Supplied information:

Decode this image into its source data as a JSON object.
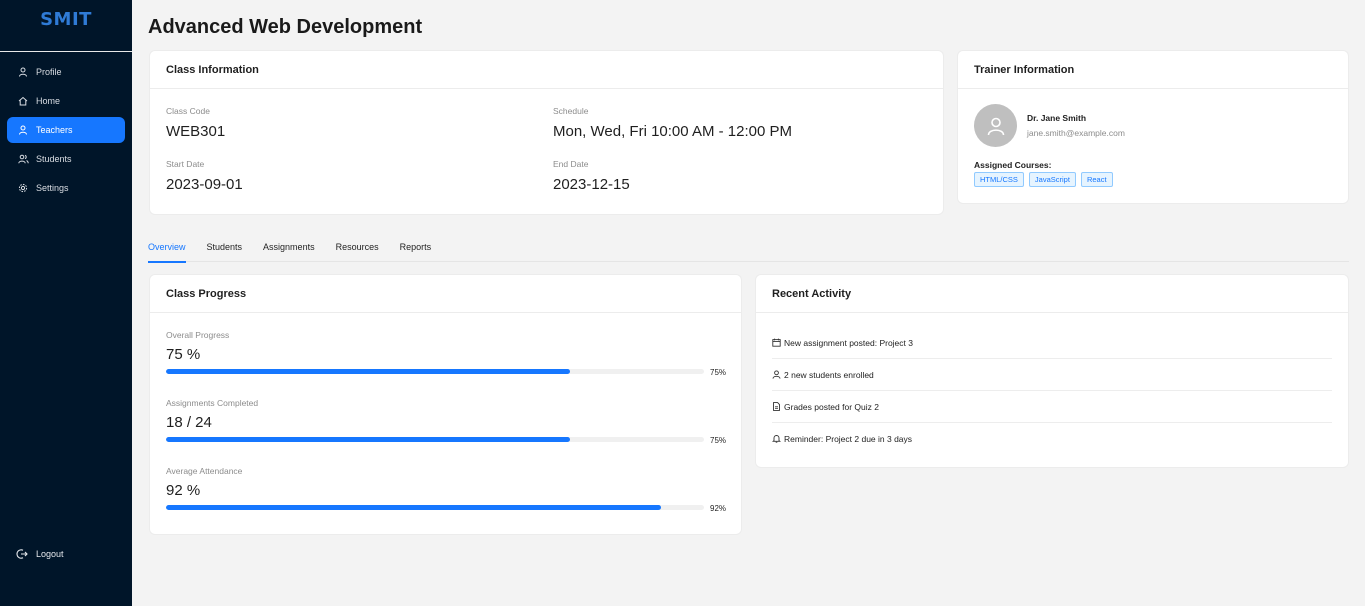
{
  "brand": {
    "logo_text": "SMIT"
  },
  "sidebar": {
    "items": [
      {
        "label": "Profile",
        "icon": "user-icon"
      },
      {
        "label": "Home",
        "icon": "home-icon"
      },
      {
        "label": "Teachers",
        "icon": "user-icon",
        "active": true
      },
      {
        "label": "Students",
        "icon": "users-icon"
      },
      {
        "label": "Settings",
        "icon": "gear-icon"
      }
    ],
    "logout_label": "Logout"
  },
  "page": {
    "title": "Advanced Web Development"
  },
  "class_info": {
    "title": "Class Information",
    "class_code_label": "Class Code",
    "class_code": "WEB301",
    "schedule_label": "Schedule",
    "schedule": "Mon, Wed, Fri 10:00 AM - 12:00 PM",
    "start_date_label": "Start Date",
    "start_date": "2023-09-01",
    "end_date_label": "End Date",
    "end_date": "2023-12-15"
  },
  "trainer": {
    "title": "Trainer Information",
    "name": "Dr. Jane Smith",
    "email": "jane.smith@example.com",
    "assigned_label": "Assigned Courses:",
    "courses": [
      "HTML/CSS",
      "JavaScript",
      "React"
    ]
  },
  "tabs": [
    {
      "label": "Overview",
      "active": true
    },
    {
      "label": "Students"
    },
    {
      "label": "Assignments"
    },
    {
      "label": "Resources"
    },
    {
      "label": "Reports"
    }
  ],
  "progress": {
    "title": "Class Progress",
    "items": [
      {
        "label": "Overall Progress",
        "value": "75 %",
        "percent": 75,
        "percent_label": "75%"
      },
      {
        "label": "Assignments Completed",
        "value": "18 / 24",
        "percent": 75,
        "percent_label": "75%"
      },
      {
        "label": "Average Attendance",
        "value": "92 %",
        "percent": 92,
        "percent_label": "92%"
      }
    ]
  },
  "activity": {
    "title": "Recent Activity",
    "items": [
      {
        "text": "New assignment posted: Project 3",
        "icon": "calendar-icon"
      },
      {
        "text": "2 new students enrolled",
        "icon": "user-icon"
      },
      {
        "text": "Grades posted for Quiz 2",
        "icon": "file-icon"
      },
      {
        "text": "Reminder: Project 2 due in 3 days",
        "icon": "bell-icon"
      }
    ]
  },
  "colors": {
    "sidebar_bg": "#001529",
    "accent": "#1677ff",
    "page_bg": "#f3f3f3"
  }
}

Exercise aim: Look for the word "icon" and return every line where it occurs.

Full output:
        "icon": "user-icon"
        "icon": "home-icon"
        "icon": "user-icon",
        "icon": "users-icon"
        "icon": "gear-icon"
        "icon": "calendar-icon"
        "icon": "user-icon"
        "icon": "file-icon"
        "icon": "bell-icon"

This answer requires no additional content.